Quote the data word for word, from the line with "- series-line-model: [143, 306, 494, 521]" up to and including the line with "- top-ticks: 11.0".

Dataset rows:

-------

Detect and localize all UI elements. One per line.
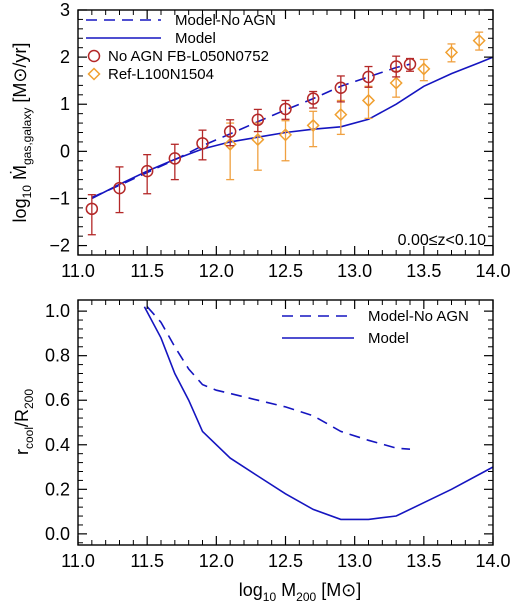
- series-line-model: [143, 306, 494, 521]
- bottom-axes-frame: [77, 299, 494, 546]
- y-tick-label: 0.8: [45, 346, 70, 366]
- y-tick-label: −2: [49, 236, 70, 256]
- x-tick-label: 14.0: [475, 261, 510, 281]
- data-point-no-agn-fb-l050n0752: [334, 81, 348, 94]
- data-point-ref-l100n1504: [417, 62, 431, 76]
- bottom-ticks: 11.0 11.5 12.0 12.5 13.0 13.5 14.0 0.0 0.2 0.4 0.6…: [45, 300, 511, 571]
- y-tick-label: 1.0: [45, 301, 70, 321]
- bottom-plot-area: [143, 306, 494, 521]
- data-point-no-agn-fb-l050n0752: [251, 113, 265, 127]
- series-line-model-no-agn: [91, 63, 411, 199]
- redshift-annotation: 0.00≤z<0.10: [398, 232, 487, 249]
- x-tick-label: 11.0: [61, 261, 95, 281]
- data-point-ref-l100n1504: [444, 45, 459, 59]
- legend-label-model: Model: [175, 30, 216, 47]
- data-point-no-agn-fb-l050n0752: [223, 125, 237, 138]
- legend-label-model: Model: [368, 330, 409, 347]
- data-point-no-agn-fb-l050n0752: [85, 202, 99, 216]
- x-tick-label: 13.5: [406, 551, 441, 571]
- y-tick-label: 1: [60, 94, 70, 114]
- bottom-legend: Model-No AGN Model: [282, 308, 469, 347]
- y-tick-label: 0.2: [45, 479, 70, 499]
- x-tick-label: 13.0: [337, 261, 372, 281]
- data-point-ref-l100n1504: [306, 118, 320, 132]
- data-point-ref-l100n1504: [472, 34, 486, 48]
- legend-swatch-no-agn-fb-l050n0752: [87, 49, 101, 63]
- data-point-no-agn-fb-l050n0752: [389, 60, 403, 73]
- series-line-model: [91, 56, 494, 200]
- series-line-model-no-agn: [146, 306, 411, 450]
- y-tick-label: 0.4: [45, 435, 70, 455]
- legend-label-model-no-agn: Model-No AGN: [368, 308, 469, 325]
- data-point-no-agn-fb-l050n0752: [279, 102, 292, 116]
- top-ticks: 11.0 11.5 12.0 12.5 13.0 13.5 14.0 −2 −1 0 1 2 3: [49, 0, 510, 281]
- x-tick-label: 12.0: [199, 551, 234, 571]
- x-tick-label: 11.0: [61, 551, 95, 571]
- bottom-y-axis-label: rcool/R200: [12, 389, 36, 455]
- x-tick-label: 11.5: [130, 551, 164, 571]
- data-point-no-agn-fb-l050n0752: [196, 137, 209, 150]
- legend-label-no-agn-fb-l050n0752: No AGN FB-L050N0752: [108, 48, 269, 65]
- data-point-no-agn-fb-l050n0752: [362, 70, 375, 84]
- top-plot-area: [85, 31, 494, 236]
- y-tick-label: 2: [60, 47, 70, 67]
- data-point-ref-l100n1504: [223, 137, 237, 151]
- data-point-ref-l100n1504: [361, 93, 376, 108]
- data-point-no-agn-fb-l050n0752: [168, 152, 182, 165]
- data-point-no-agn-fb-l050n0752: [140, 164, 154, 178]
- data-point-no-agn-fb-l050n0752: [306, 92, 320, 105]
- data-point-no-agn-fb-l050n0752: [403, 57, 417, 71]
- legend-label-ref-l100n1504: Ref-L100N1504: [108, 66, 214, 83]
- data-point-ref-l100n1504: [251, 133, 265, 147]
- data-point-no-agn-fb-l050n0752: [113, 181, 126, 195]
- data-point-ref-l100n1504: [389, 76, 403, 90]
- legend-swatch-ref-l100n1504: [87, 67, 101, 81]
- x-tick-label: 14.0: [475, 551, 510, 571]
- x-tick-label: 12.5: [268, 551, 303, 571]
- y-tick-label: 3: [60, 0, 70, 20]
- x-axis-label: log10 M200 [M⊙]: [239, 580, 362, 603]
- x-tick-label: 12.0: [199, 261, 234, 281]
- top-y-axis-label: log10 Ṁgas,galaxy [M⊙/yr]: [10, 43, 34, 223]
- x-tick-label: 11.5: [130, 261, 164, 281]
- y-tick-label: 0.6: [45, 390, 70, 410]
- data-point-ref-l100n1504: [278, 128, 293, 142]
- top-panel: 11.0 11.5 12.0 12.5 13.0 13.5 14.0 −2 −1 0 1 2 3 Mod…: [10, 0, 511, 281]
- bottom-panel: 11.0 11.5 12.0 12.5 13.0 13.5 14.0 0.0 0.2 0.4 0.6…: [12, 299, 511, 603]
- x-tick-label: 12.5: [268, 261, 303, 281]
- y-tick-label: 0: [60, 141, 70, 161]
- y-tick-label: 0.0: [45, 524, 70, 544]
- x-tick-label: 13.5: [406, 261, 441, 281]
- x-tick-label: 13.0: [337, 551, 372, 571]
- legend-label-model-no-agn: Model-No AGN: [175, 12, 276, 29]
- data-point-ref-l100n1504: [334, 108, 348, 122]
- y-tick-label: −1: [49, 188, 70, 208]
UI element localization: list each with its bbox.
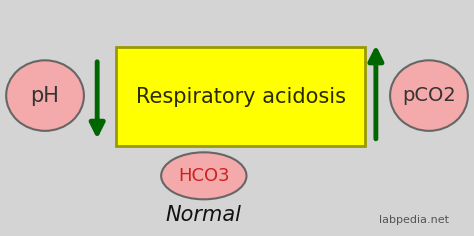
Ellipse shape — [6, 60, 84, 131]
Ellipse shape — [161, 152, 246, 199]
Text: Respiratory acidosis: Respiratory acidosis — [136, 87, 346, 107]
Text: pH: pH — [31, 86, 59, 105]
Text: Normal: Normal — [166, 205, 242, 225]
Text: HCO3: HCO3 — [178, 167, 229, 185]
Ellipse shape — [390, 60, 468, 131]
Text: pCO2: pCO2 — [402, 86, 456, 105]
Text: labpedia.net: labpedia.net — [379, 215, 449, 225]
FancyBboxPatch shape — [116, 47, 365, 146]
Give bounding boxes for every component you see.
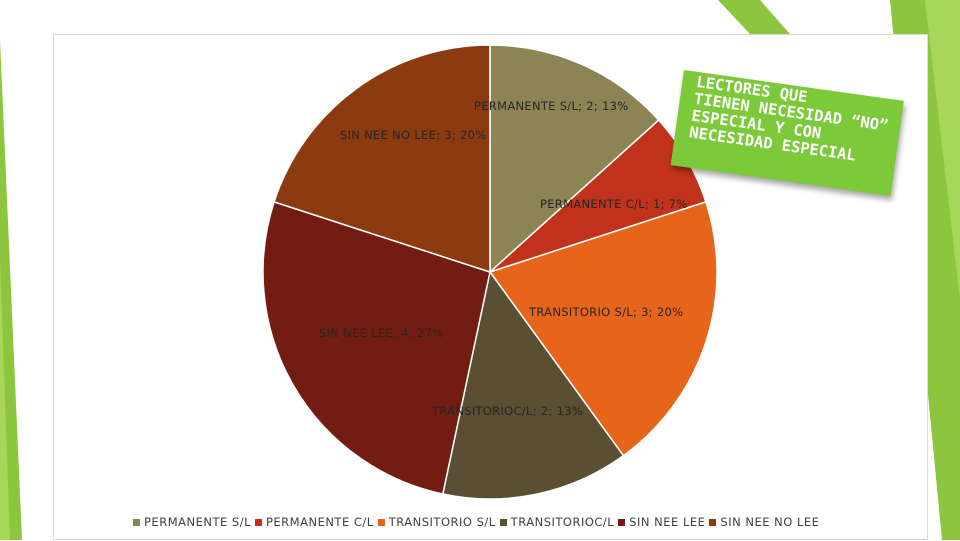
pie-chart — [262, 44, 718, 500]
legend-item-3: TRANSITORIO S/L — [377, 515, 496, 529]
pie-slice-5 — [262, 200, 491, 495]
legend-label-3: TRANSITORIO S/L — [388, 515, 496, 529]
legend-swatch-1 — [133, 518, 140, 526]
data-label-1: PERMANENTE S/L; 2; 13% — [474, 99, 629, 113]
pie-slice-6 — [273, 44, 491, 274]
legend-label-1: PERMANENTE S/L — [144, 515, 251, 529]
legend-swatch-3 — [377, 518, 385, 526]
legend-swatch-2 — [254, 518, 262, 526]
legend-item-4: TRANSITORIOC/L — [499, 515, 615, 529]
legend-swatch-5 — [618, 518, 626, 526]
right-green-stripe-light — [925, 0, 960, 300]
data-label-4: TRANSITORIOC/L; 2; 13% — [432, 404, 584, 418]
legend-item-1: PERMANENTE S/L — [133, 515, 251, 529]
legend-item-5: SIN NEE LEE — [618, 515, 705, 529]
pie-slice-3 — [488, 200, 718, 457]
pie-slice-1 — [489, 44, 660, 274]
legend-label-4: TRANSITORIOC/L — [510, 515, 615, 529]
legend-item-6: SIN NEE NO LEE — [709, 515, 819, 529]
top-green-stripe — [718, 0, 790, 34]
legend-label-2: PERMANENTE C/L — [265, 515, 374, 529]
data-label-6: SIN NEE NO LEE; 3; 20% — [340, 128, 487, 142]
legend-item-2: PERMANENTE C/L — [254, 515, 374, 529]
chart-legend: PERMANENTE S/L PERMANENTE C/L TRANSITORIO … — [133, 515, 823, 529]
legend-swatch-6 — [709, 518, 717, 526]
data-label-5: SIN NEE LEE; 4; 27% — [319, 326, 444, 340]
legend-swatch-4 — [499, 518, 507, 526]
legend-label-5: SIN NEE LEE — [629, 515, 706, 529]
left-green-stripe-light — [0, 260, 10, 540]
legend-label-6: SIN NEE NO LEE — [720, 515, 820, 529]
data-label-3: TRANSITORIO S/L; 3; 20% — [529, 305, 684, 319]
data-label-2: PERMANENTE C/L; 1; 7% — [540, 197, 688, 211]
pie-slice-4 — [441, 270, 625, 500]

-------

(Solved exercise)
- series-line-model: [143, 306, 494, 521]
- bottom-axes-frame: [77, 299, 494, 546]
- y-tick-label: 0.8: [45, 346, 70, 366]
- y-tick-label: −2: [49, 236, 70, 256]
- x-tick-label: 14.0: [475, 261, 510, 281]
- data-point-no-agn-fb-l050n0752: [334, 81, 348, 94]
- data-point-ref-l100n1504: [417, 62, 431, 76]
- bottom-ticks: 11.0 11.5 12.0 12.5 13.0 13.5 14.0 0.0 0.2 0.4 0.6…: [45, 300, 511, 571]
- y-tick-label: 1.0: [45, 301, 70, 321]
- bottom-plot-area: [143, 306, 494, 521]
- data-point-no-agn-fb-l050n0752: [251, 113, 265, 127]
- series-line-model-no-agn: [91, 63, 411, 199]
- redshift-annotation: 0.00≤z<0.10: [398, 232, 487, 249]
- x-tick-label: 11.0: [61, 261, 95, 281]
- data-point-ref-l100n1504: [444, 45, 459, 59]
- legend-label-model: Model: [175, 30, 216, 47]
- data-point-no-agn-fb-l050n0752: [223, 125, 237, 138]
- legend-label-model: Model: [368, 330, 409, 347]
- data-point-no-agn-fb-l050n0752: [85, 202, 99, 216]
- x-tick-label: 13.5: [406, 551, 441, 571]
- y-tick-label: 1: [60, 94, 70, 114]
- bottom-legend: Model-No AGN Model: [282, 308, 469, 347]
- y-tick-label: 0.2: [45, 479, 70, 499]
- x-tick-label: 13.0: [337, 261, 372, 281]
- data-point-ref-l100n1504: [306, 118, 320, 132]
- data-point-ref-l100n1504: [472, 34, 486, 48]
- legend-swatch-no-agn-fb-l050n0752: [87, 49, 101, 63]
- data-point-no-agn-fb-l050n0752: [389, 60, 403, 73]
- series-line-model: [91, 56, 494, 200]
- series-line-model-no-agn: [146, 306, 411, 450]
- y-tick-label: 0.4: [45, 435, 70, 455]
- legend-label-model-no-agn: Model-No AGN: [368, 308, 469, 325]
- data-point-no-agn-fb-l050n0752: [279, 102, 292, 116]
- top-ticks: 11.0 11.5 12.0 12.5 13.0 13.5 14.0 −2 −1 0 1 2 3: [49, 0, 510, 281]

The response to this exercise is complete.